What the task asks: Pick out the lines in the listing below that contain the word "fosforimürgi" and copy them.

(Data entries)
⁂
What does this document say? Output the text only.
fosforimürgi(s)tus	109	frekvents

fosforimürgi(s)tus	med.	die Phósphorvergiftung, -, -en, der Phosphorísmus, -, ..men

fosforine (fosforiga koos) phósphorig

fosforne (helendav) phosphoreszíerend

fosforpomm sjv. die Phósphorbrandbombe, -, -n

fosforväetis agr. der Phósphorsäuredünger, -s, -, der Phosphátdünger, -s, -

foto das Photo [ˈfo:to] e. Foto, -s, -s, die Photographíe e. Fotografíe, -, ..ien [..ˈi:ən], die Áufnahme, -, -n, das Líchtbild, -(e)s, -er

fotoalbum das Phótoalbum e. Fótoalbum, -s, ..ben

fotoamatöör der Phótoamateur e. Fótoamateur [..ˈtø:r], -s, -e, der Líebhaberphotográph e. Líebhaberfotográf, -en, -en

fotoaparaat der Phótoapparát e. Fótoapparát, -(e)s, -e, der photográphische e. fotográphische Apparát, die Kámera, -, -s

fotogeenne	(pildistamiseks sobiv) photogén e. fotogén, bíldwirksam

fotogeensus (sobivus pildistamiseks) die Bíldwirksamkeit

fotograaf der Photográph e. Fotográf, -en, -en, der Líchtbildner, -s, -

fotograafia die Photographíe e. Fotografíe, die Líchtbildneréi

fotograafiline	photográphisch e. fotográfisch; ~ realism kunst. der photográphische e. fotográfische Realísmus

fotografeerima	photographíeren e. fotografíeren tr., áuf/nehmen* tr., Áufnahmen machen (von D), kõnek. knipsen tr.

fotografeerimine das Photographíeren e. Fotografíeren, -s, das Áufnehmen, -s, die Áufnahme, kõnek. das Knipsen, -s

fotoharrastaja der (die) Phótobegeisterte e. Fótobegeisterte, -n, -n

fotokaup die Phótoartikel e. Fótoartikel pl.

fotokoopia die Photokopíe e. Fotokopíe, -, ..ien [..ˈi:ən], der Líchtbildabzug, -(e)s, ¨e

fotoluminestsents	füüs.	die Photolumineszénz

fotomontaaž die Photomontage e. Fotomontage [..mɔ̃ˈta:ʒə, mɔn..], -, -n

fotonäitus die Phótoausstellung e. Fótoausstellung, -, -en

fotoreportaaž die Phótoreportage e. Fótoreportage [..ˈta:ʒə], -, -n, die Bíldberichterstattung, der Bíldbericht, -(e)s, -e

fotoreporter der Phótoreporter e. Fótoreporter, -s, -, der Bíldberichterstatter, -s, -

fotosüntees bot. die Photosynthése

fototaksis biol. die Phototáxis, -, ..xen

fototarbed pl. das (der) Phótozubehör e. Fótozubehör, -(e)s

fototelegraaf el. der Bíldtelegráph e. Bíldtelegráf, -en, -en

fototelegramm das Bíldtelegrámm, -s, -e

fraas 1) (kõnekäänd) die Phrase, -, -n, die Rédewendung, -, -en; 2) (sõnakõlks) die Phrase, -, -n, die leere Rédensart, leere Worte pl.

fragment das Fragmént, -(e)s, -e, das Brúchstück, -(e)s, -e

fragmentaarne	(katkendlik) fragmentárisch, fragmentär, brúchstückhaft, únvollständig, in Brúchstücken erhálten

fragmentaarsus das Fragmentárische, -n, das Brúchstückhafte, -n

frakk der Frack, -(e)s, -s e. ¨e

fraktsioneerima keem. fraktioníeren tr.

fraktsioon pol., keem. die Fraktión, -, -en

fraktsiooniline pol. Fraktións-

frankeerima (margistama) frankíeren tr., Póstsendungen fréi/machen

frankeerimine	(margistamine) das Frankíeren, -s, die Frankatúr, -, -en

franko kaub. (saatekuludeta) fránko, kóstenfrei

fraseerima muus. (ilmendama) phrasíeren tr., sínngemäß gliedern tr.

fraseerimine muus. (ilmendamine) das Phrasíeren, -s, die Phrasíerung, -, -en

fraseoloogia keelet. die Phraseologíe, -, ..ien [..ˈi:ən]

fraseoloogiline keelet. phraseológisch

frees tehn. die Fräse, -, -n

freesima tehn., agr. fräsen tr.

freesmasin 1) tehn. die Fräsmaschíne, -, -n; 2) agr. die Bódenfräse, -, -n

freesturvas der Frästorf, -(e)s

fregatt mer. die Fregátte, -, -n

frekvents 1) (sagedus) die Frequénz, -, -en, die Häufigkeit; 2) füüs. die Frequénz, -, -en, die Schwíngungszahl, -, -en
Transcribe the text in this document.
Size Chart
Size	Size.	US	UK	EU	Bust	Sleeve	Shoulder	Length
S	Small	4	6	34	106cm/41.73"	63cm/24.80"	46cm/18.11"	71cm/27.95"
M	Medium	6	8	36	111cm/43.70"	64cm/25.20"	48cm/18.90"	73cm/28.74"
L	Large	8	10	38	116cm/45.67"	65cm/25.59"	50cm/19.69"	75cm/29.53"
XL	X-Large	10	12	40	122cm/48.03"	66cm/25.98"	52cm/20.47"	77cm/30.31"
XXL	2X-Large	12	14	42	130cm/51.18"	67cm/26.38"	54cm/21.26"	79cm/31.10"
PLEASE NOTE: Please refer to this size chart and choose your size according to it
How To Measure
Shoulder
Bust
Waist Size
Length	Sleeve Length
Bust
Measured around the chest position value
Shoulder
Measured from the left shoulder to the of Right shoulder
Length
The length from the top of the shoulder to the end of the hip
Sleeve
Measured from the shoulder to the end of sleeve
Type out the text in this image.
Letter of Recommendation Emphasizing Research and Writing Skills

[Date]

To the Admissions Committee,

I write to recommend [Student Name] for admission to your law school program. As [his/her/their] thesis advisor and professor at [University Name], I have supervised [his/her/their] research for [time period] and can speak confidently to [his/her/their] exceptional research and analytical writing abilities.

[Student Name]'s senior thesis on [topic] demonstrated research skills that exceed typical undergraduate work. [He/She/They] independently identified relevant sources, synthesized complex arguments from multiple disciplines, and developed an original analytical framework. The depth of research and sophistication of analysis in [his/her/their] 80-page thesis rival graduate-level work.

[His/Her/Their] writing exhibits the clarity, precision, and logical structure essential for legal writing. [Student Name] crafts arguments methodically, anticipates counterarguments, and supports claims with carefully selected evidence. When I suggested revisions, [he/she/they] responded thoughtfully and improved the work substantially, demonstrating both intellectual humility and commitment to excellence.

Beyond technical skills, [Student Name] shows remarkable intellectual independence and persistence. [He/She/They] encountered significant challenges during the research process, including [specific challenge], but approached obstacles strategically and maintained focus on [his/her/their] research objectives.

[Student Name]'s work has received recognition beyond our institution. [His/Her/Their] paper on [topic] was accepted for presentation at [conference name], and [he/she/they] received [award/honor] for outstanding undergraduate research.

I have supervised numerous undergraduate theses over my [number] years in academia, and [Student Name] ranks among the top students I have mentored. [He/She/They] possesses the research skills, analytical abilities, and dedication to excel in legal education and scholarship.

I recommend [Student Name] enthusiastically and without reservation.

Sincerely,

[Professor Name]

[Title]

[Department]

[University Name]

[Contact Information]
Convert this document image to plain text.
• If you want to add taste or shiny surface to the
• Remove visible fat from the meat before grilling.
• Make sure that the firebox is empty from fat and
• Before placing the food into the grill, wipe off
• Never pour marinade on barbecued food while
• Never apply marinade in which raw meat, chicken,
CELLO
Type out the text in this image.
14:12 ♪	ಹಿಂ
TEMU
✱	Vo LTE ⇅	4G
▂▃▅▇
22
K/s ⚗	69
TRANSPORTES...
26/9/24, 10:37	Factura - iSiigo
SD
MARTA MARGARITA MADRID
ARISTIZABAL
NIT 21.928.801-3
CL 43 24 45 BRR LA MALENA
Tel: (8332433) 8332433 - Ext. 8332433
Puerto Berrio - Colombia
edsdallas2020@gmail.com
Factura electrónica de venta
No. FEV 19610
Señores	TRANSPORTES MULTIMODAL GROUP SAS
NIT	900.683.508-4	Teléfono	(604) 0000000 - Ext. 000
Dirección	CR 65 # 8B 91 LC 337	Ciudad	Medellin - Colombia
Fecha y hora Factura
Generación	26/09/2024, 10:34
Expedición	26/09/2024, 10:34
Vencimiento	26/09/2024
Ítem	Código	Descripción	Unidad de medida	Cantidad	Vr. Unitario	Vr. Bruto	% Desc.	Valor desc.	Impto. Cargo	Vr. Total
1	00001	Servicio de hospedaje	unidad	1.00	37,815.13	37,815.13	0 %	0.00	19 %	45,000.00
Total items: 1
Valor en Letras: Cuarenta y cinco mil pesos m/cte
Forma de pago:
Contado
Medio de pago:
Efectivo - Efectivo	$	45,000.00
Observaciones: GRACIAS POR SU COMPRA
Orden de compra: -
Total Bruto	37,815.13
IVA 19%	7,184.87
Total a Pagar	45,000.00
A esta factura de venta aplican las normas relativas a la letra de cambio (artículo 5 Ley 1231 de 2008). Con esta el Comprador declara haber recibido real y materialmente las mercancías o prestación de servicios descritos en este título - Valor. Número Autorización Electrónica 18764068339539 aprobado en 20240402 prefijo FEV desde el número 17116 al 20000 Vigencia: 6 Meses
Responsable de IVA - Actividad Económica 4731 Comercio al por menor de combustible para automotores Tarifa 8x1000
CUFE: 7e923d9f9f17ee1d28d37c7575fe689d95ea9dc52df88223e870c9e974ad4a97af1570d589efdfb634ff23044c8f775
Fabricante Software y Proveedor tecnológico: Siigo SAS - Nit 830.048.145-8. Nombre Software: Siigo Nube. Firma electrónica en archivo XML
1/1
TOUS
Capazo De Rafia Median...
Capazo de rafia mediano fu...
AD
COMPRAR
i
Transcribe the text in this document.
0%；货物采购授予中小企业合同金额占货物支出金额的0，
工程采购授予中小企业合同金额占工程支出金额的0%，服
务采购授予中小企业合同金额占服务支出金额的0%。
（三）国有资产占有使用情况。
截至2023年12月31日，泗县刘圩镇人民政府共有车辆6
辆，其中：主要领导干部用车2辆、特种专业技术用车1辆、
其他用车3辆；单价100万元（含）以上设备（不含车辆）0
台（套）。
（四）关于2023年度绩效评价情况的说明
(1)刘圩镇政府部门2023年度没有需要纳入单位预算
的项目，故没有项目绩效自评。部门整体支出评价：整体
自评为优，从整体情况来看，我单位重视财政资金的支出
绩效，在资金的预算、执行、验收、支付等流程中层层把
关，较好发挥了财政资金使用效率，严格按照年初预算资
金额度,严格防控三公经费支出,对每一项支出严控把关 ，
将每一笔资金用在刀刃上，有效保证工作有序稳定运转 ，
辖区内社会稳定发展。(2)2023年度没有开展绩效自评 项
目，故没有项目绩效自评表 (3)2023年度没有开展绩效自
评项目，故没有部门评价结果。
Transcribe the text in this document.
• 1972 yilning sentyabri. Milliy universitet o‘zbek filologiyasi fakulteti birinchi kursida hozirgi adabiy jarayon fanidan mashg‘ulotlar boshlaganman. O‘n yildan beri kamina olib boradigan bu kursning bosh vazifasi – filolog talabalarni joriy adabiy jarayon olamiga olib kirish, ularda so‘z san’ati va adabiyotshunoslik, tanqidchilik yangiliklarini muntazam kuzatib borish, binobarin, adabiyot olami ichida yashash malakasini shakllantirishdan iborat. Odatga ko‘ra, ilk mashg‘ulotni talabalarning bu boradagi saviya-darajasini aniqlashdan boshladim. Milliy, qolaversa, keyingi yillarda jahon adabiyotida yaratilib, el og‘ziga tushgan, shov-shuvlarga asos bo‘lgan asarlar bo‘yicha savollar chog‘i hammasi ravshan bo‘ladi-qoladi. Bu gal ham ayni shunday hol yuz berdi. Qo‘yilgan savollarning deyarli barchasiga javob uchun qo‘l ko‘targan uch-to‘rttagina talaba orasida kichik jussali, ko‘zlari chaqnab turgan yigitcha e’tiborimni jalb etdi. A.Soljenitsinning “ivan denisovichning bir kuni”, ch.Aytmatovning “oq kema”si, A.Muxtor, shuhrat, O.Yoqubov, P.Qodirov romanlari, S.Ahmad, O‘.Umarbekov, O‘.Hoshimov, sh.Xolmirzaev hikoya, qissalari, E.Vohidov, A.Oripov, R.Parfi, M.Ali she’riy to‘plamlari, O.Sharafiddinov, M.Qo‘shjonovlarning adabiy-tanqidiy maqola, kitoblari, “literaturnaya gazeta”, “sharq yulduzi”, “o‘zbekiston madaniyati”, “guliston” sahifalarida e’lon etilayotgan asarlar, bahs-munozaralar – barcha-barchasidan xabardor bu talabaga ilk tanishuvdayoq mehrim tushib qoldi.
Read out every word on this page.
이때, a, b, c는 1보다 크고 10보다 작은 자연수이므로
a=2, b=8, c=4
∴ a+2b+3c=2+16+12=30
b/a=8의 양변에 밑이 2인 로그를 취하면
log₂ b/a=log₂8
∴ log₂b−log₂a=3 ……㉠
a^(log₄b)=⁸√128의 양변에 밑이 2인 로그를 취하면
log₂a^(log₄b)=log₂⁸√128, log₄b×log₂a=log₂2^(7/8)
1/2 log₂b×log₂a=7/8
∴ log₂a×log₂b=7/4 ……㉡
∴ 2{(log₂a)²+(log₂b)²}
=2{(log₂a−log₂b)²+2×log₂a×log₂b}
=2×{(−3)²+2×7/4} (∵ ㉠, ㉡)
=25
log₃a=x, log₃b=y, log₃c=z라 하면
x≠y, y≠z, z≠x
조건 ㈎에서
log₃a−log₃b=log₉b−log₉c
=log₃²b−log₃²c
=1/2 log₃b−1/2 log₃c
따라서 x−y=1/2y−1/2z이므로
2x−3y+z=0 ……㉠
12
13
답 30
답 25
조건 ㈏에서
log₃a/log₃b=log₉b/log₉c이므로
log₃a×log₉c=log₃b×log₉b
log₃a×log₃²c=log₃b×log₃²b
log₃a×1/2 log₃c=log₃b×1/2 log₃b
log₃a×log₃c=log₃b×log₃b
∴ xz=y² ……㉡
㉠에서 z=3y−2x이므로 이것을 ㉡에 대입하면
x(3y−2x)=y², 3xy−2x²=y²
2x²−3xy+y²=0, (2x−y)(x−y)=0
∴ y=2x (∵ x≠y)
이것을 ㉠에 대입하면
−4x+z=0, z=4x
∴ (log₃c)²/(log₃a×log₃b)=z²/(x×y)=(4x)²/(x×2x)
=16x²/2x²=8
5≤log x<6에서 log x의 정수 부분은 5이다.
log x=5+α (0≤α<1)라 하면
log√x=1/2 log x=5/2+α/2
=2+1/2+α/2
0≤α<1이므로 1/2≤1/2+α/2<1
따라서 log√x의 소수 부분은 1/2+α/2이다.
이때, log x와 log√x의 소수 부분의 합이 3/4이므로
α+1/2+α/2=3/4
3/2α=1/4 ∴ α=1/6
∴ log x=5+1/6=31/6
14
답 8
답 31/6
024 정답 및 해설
⁂
Exercise response:
fosforimürgi(s)tus	109	frekvents
fosforimürgi(s)tus	med.	die Phósphorvergiftung, -, -en, der Phosphorísmus, -, ..men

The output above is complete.